## TASK TO COMPLETE
Pull each line containing "title" out of the data and copy it.

## PROVIDED DATA
################

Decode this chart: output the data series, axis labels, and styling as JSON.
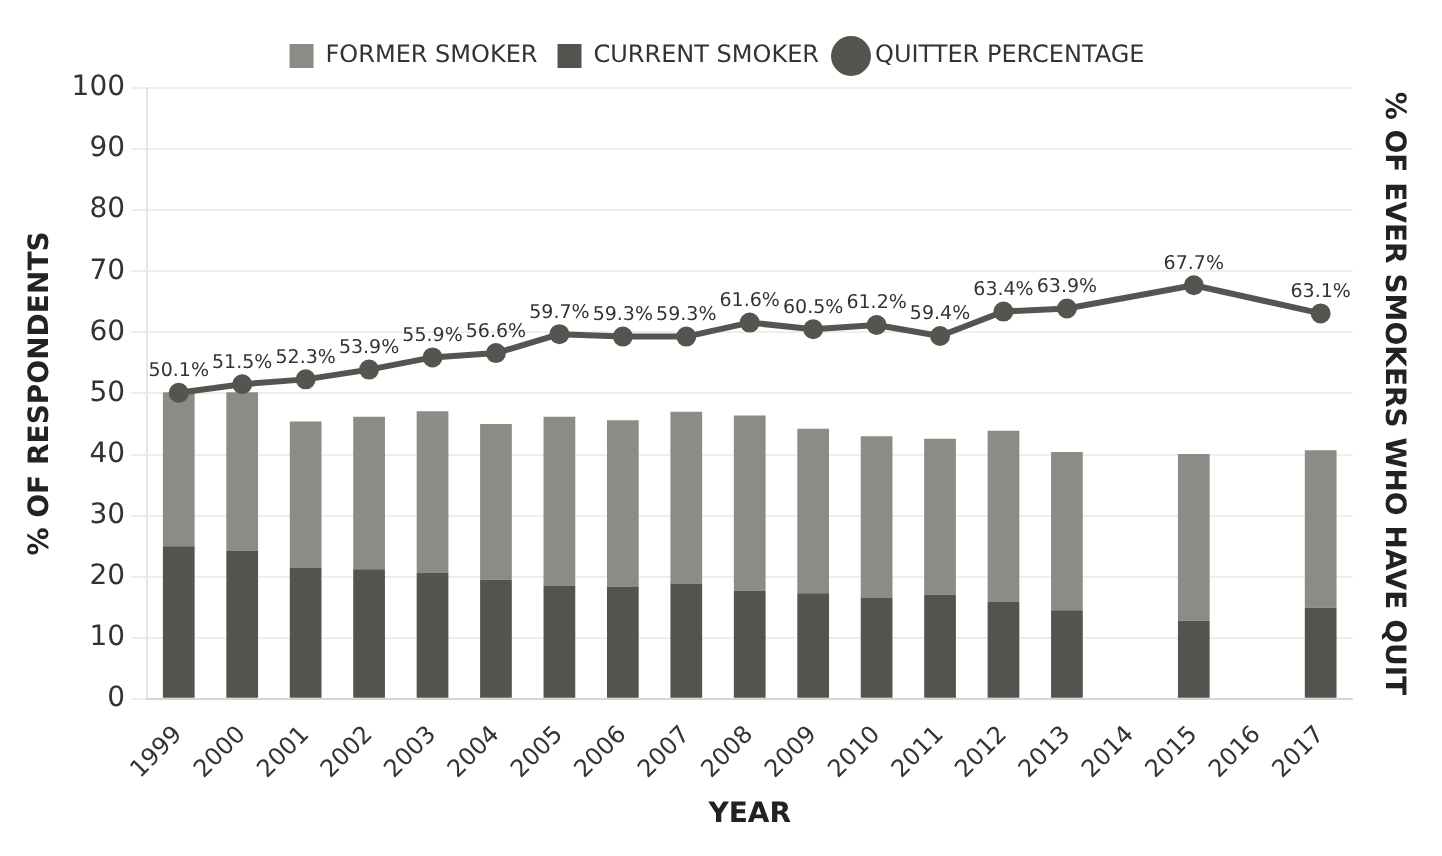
{
  "chart_data": {
    "type": "bar",
    "stacked": true,
    "xlabel": "YEAR",
    "ylabel": "% OF RESPONDENTS",
    "y2label": "% OF EVER SMOKERS WHO HAVE QUIT",
    "categories": [
      "1999",
      "2000",
      "2001",
      "2002",
      "2003",
      "2004",
      "2005",
      "2006",
      "2007",
      "2008",
      "2009",
      "2010",
      "2011",
      "2012",
      "2013",
      "2014",
      "2015",
      "2016",
      "2017"
    ],
    "series": [
      {
        "name": "CURRENT SMOKER",
        "color": "#54544f",
        "values": [
          25.0,
          24.2,
          21.5,
          21.2,
          20.7,
          19.5,
          18.5,
          18.3,
          18.9,
          17.7,
          17.3,
          16.5,
          17.1,
          15.9,
          14.5,
          null,
          12.8,
          null,
          14.9
        ]
      },
      {
        "name": "FORMER SMOKER",
        "color": "#8c8b85",
        "values": [
          25.2,
          26.0,
          23.9,
          25.0,
          26.4,
          25.5,
          27.7,
          27.3,
          28.1,
          28.7,
          26.9,
          26.5,
          25.5,
          28.0,
          25.9,
          null,
          27.3,
          null,
          25.8
        ]
      },
      {
        "name": "QUITTER PERCENTAGE",
        "type": "line",
        "color": "#555550",
        "values": [
          50.1,
          51.5,
          52.3,
          53.9,
          55.9,
          56.6,
          59.7,
          59.3,
          59.3,
          61.6,
          60.5,
          61.2,
          59.4,
          63.4,
          63.9,
          null,
          67.7,
          null,
          63.1
        ],
        "value_labels": [
          "50.1%",
          "51.5%",
          "52.3%",
          "53.9%",
          "55.9%",
          "56.6%",
          "59.7%",
          "59.3%",
          "59.3%",
          "61.6%",
          "60.5%",
          "61.2%",
          "59.4%",
          "63.4%",
          "63.9%",
          null,
          "67.7%",
          null,
          "63.1%"
        ]
      }
    ],
    "ylim": [
      0,
      100
    ],
    "yticks": [
      0,
      10,
      20,
      30,
      40,
      50,
      60,
      70,
      80,
      90,
      100
    ],
    "grid": "y",
    "legend": "top",
    "marker": "circle",
    "line_style": "solid"
  }
}
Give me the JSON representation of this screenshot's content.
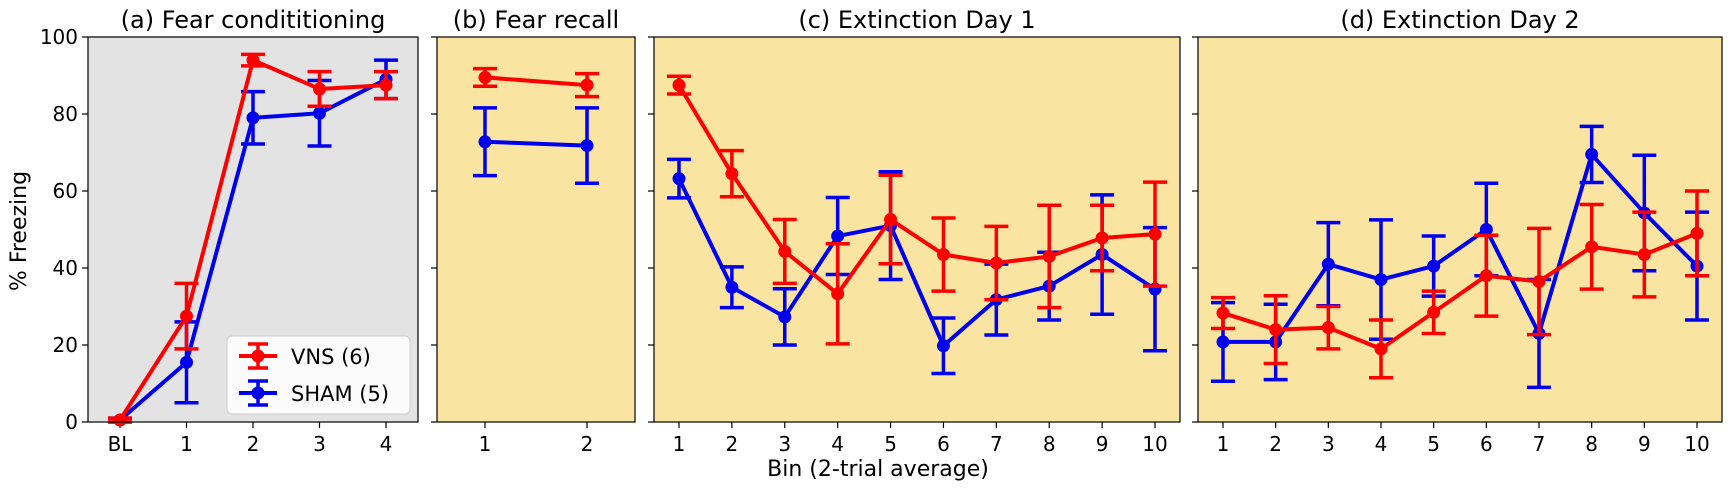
{
  "figure": {
    "ylabel": "% Freezing",
    "xlabel": "Bin (2-trial average)",
    "colors": {
      "vns": "#ff0000",
      "sham": "#0000ee",
      "bg_conditioning": "#e3e3e3",
      "bg_extinction": "#f9e4a1"
    }
  },
  "chart_data": [
    {
      "type": "line",
      "title": "(a) Fear condititioning",
      "categories": [
        "BL",
        "1",
        "2",
        "3",
        "4"
      ],
      "ylim": [
        0,
        100
      ],
      "yticks": [
        "0",
        "20",
        "40",
        "60",
        "80",
        "100"
      ],
      "legend": {
        "placement": "bottom-right",
        "entries": [
          "VNS (6)",
          "SHAM (5)"
        ]
      },
      "series": [
        {
          "name": "VNS (6)",
          "values": [
            0.5,
            27.5,
            94,
            86.5,
            87.5
          ],
          "err": [
            0.5,
            8.5,
            1.5,
            4.5,
            3.5
          ]
        },
        {
          "name": "SHAM (5)",
          "values": [
            0.5,
            15.5,
            79,
            80.2,
            89
          ],
          "err": [
            0.5,
            10.5,
            6.8,
            8.5,
            5
          ]
        }
      ]
    },
    {
      "type": "line",
      "title": "(b) Fear recall",
      "categories": [
        "1",
        "2"
      ],
      "ylim": [
        0,
        100
      ],
      "series": [
        {
          "name": "VNS (6)",
          "values": [
            89.5,
            87.5
          ],
          "err": [
            2.3,
            3
          ]
        },
        {
          "name": "SHAM (5)",
          "values": [
            72.8,
            71.8
          ],
          "err": [
            8.8,
            9.8
          ]
        }
      ]
    },
    {
      "type": "line",
      "title": "(c) Extinction Day 1",
      "categories": [
        "1",
        "2",
        "3",
        "4",
        "5",
        "6",
        "7",
        "8",
        "9",
        "10"
      ],
      "ylim": [
        0,
        100
      ],
      "series": [
        {
          "name": "VNS (6)",
          "values": [
            87.5,
            64.5,
            44.3,
            33.3,
            52.6,
            43.5,
            41.3,
            43,
            47.8,
            48.8
          ],
          "err": [
            2.3,
            6,
            8.3,
            13,
            11.5,
            9.5,
            9.5,
            13.3,
            8.5,
            13.5
          ]
        },
        {
          "name": "SHAM (5)",
          "values": [
            63.2,
            35,
            27.3,
            48.3,
            51,
            19.8,
            31.8,
            35.3,
            43.5,
            34.5
          ],
          "err": [
            5,
            5.3,
            7.3,
            10,
            14,
            7.2,
            9.2,
            8.8,
            15.5,
            16
          ]
        }
      ]
    },
    {
      "type": "line",
      "title": "(d) Extinction Day 2",
      "categories": [
        "1",
        "2",
        "3",
        "4",
        "5",
        "6",
        "7",
        "8",
        "9",
        "10"
      ],
      "ylim": [
        0,
        100
      ],
      "series": [
        {
          "name": "VNS (6)",
          "values": [
            28.3,
            24,
            24.5,
            19,
            28.5,
            38,
            36.5,
            45.5,
            43.5,
            49
          ],
          "err": [
            4,
            8.8,
            5.5,
            7.5,
            5.5,
            10.5,
            13.8,
            11,
            11,
            11
          ]
        },
        {
          "name": "SHAM (5)",
          "values": [
            20.8,
            20.8,
            41,
            37,
            40.5,
            50,
            23,
            69.5,
            54.3,
            40.5
          ],
          "err": [
            10.2,
            9.8,
            10.8,
            15.5,
            7.8,
            12,
            14,
            7.3,
            15,
            14
          ]
        }
      ]
    }
  ]
}
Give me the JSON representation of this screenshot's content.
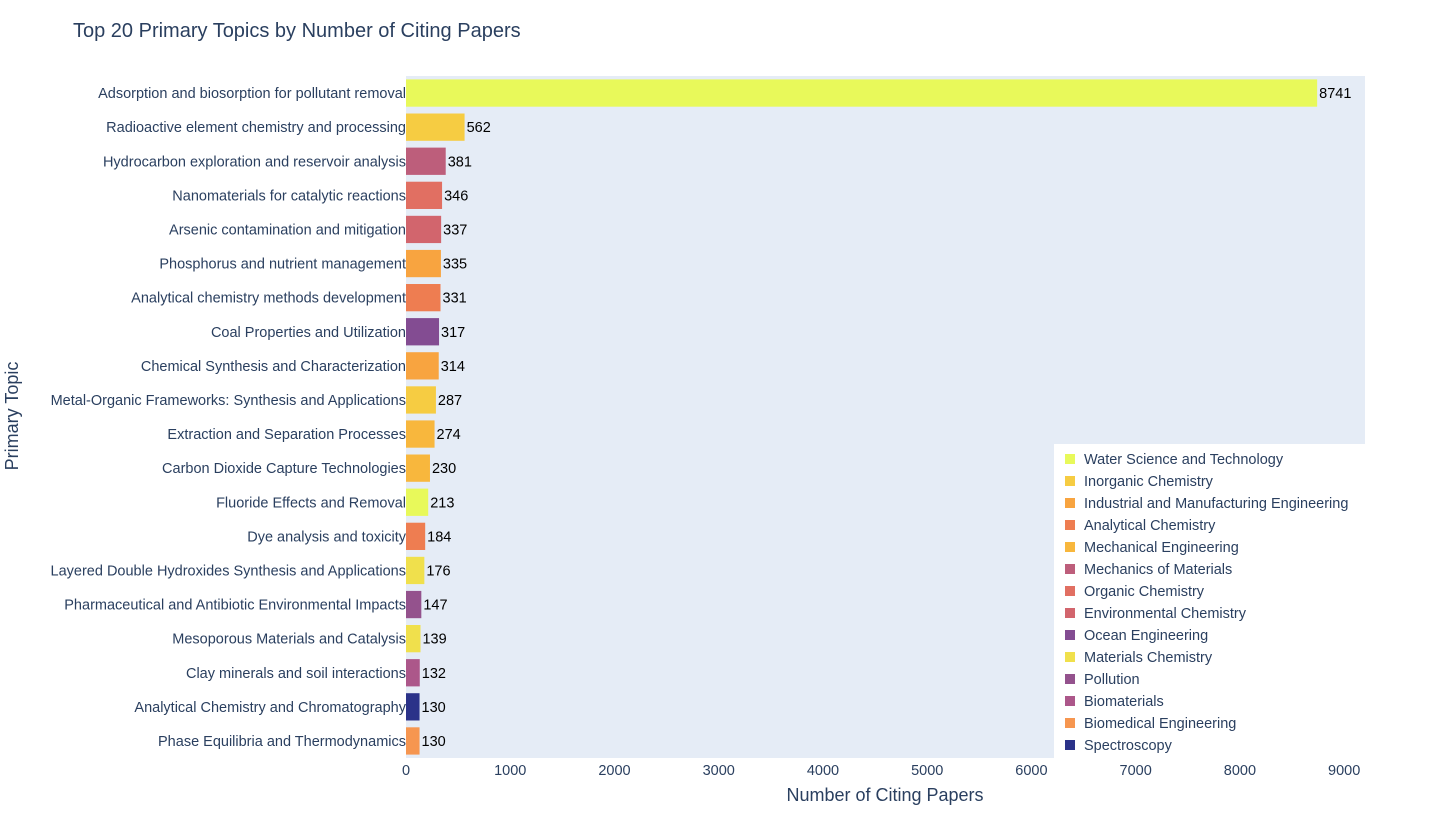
{
  "chart_data": {
    "type": "bar",
    "orientation": "horizontal",
    "title": "Top 20 Primary Topics by Number of Citing Papers",
    "xlabel": "Number of Citing Papers",
    "ylabel": "Primary Topic",
    "xlim": [
      0,
      9200
    ],
    "xticks": [
      0,
      1000,
      2000,
      3000,
      4000,
      5000,
      6000,
      7000,
      8000,
      9000
    ],
    "legend_position": "bottom-right",
    "bars": [
      {
        "label": "Adsorption and biosorption for pollutant removal",
        "value": 8741,
        "field": "Water Science and Technology",
        "color": "#e8f95a"
      },
      {
        "label": "Radioactive element chemistry and processing",
        "value": 562,
        "field": "Inorganic Chemistry",
        "color": "#f6cc42"
      },
      {
        "label": "Hydrocarbon exploration and reservoir analysis",
        "value": 381,
        "field": "Mechanics of Materials",
        "color": "#bd5e7b"
      },
      {
        "label": "Nanomaterials for catalytic reactions",
        "value": 346,
        "field": "Organic Chemistry",
        "color": "#e16f62"
      },
      {
        "label": "Arsenic contamination and mitigation",
        "value": 337,
        "field": "Environmental Chemistry",
        "color": "#d2656d"
      },
      {
        "label": "Phosphorus and nutrient management",
        "value": 335,
        "field": "Industrial and Manufacturing Engineering",
        "color": "#f8a440"
      },
      {
        "label": "Analytical chemistry methods development",
        "value": 331,
        "field": "Analytical Chemistry",
        "color": "#ee7d51"
      },
      {
        "label": "Coal Properties and Utilization",
        "value": 317,
        "field": "Ocean Engineering",
        "color": "#834c92"
      },
      {
        "label": "Chemical Synthesis and Characterization",
        "value": 314,
        "field": "Industrial and Manufacturing Engineering",
        "color": "#f8a440"
      },
      {
        "label": "Metal-Organic Frameworks: Synthesis and Applications",
        "value": 287,
        "field": "Inorganic Chemistry",
        "color": "#f6cc42"
      },
      {
        "label": "Extraction and Separation Processes",
        "value": 274,
        "field": "Mechanical Engineering",
        "color": "#f8b73d"
      },
      {
        "label": "Carbon Dioxide Capture Technologies",
        "value": 230,
        "field": "Mechanical Engineering",
        "color": "#f8b73d"
      },
      {
        "label": "Fluoride Effects and Removal",
        "value": 213,
        "field": "Water Science and Technology",
        "color": "#e8f95a"
      },
      {
        "label": "Dye analysis and toxicity",
        "value": 184,
        "field": "Analytical Chemistry",
        "color": "#ee7d51"
      },
      {
        "label": "Layered Double Hydroxides Synthesis and Applications",
        "value": 176,
        "field": "Materials Chemistry",
        "color": "#f0e04c"
      },
      {
        "label": "Pharmaceutical and Antibiotic Environmental Impacts",
        "value": 147,
        "field": "Pollution",
        "color": "#94528d"
      },
      {
        "label": "Mesoporous Materials and Catalysis",
        "value": 139,
        "field": "Materials Chemistry",
        "color": "#f0e04c"
      },
      {
        "label": "Clay minerals and soil interactions",
        "value": 132,
        "field": "Biomaterials",
        "color": "#ac578a"
      },
      {
        "label": "Analytical Chemistry and Chromatography",
        "value": 130,
        "field": "Spectroscopy",
        "color": "#2b3289"
      },
      {
        "label": "Phase Equilibria and Thermodynamics",
        "value": 130,
        "field": "Biomedical Engineering",
        "color": "#f69650"
      }
    ],
    "legend": [
      {
        "name": "Water Science and Technology",
        "color": "#e8f95a"
      },
      {
        "name": "Inorganic Chemistry",
        "color": "#f6cc42"
      },
      {
        "name": "Industrial and Manufacturing Engineering",
        "color": "#f8a440"
      },
      {
        "name": "Analytical Chemistry",
        "color": "#ee7d51"
      },
      {
        "name": "Mechanical Engineering",
        "color": "#f8b73d"
      },
      {
        "name": "Mechanics of Materials",
        "color": "#bd5e7b"
      },
      {
        "name": "Organic Chemistry",
        "color": "#e16f62"
      },
      {
        "name": "Environmental Chemistry",
        "color": "#d2656d"
      },
      {
        "name": "Ocean Engineering",
        "color": "#834c92"
      },
      {
        "name": "Materials Chemistry",
        "color": "#f0e04c"
      },
      {
        "name": "Pollution",
        "color": "#94528d"
      },
      {
        "name": "Biomaterials",
        "color": "#ac578a"
      },
      {
        "name": "Biomedical Engineering",
        "color": "#f69650"
      },
      {
        "name": "Spectroscopy",
        "color": "#2b3289"
      }
    ],
    "plot_background": "#e5ecf6"
  }
}
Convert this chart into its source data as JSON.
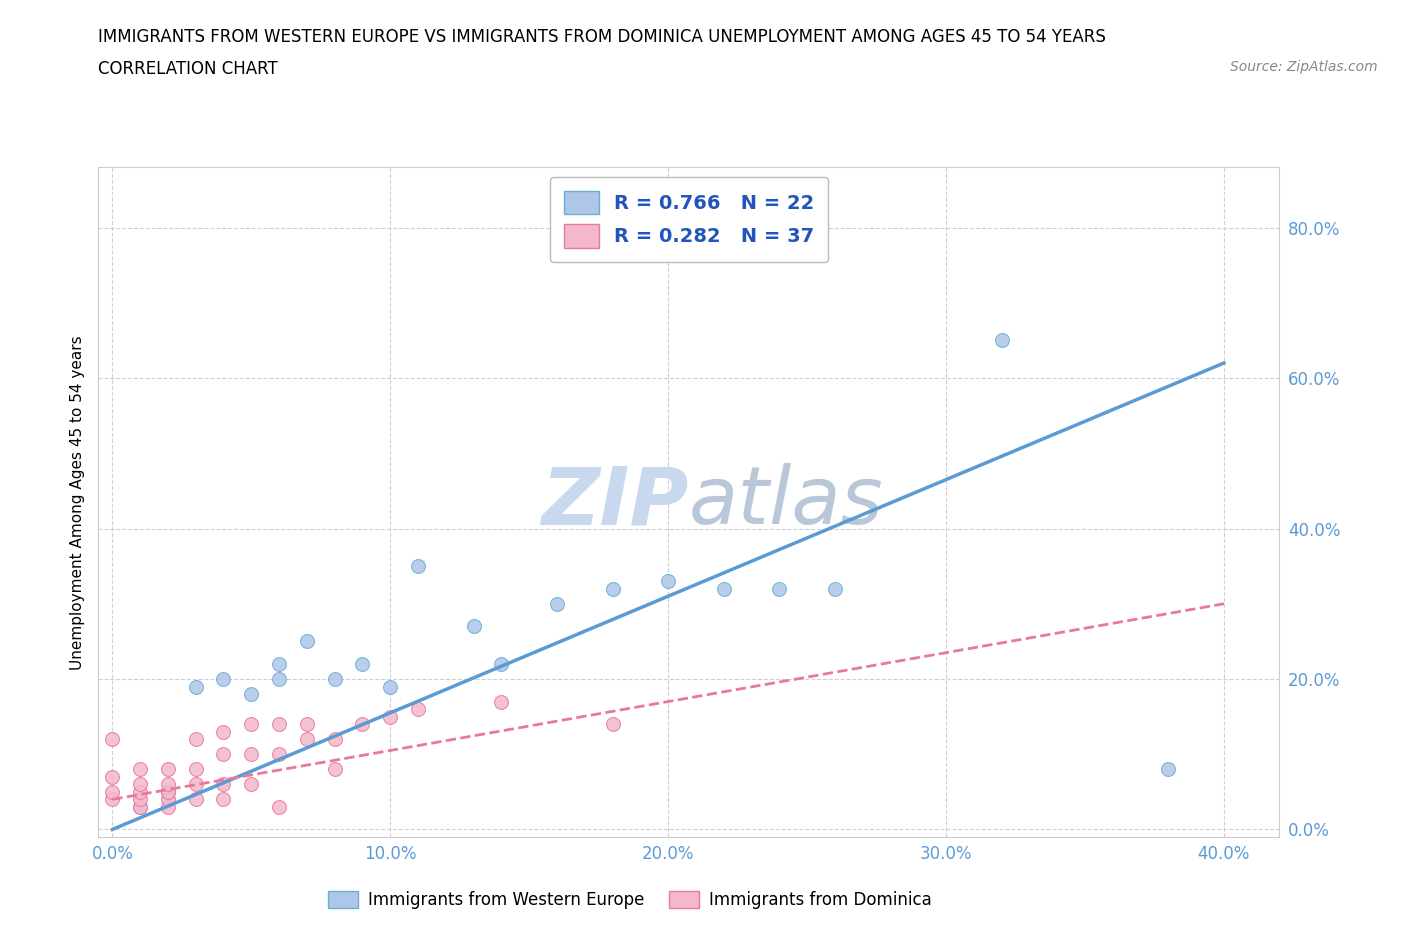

################

## ANSWER TO THE EXERCISE
      "title": "(a) Fear condititioning",
      "title": "(b) Fear recall",
      "title": "(c) Extinction Day 1",
      "title": "(d) Extinction Day 2",
    "title": "Top 20 Primary Topics by Number of Citing Papers",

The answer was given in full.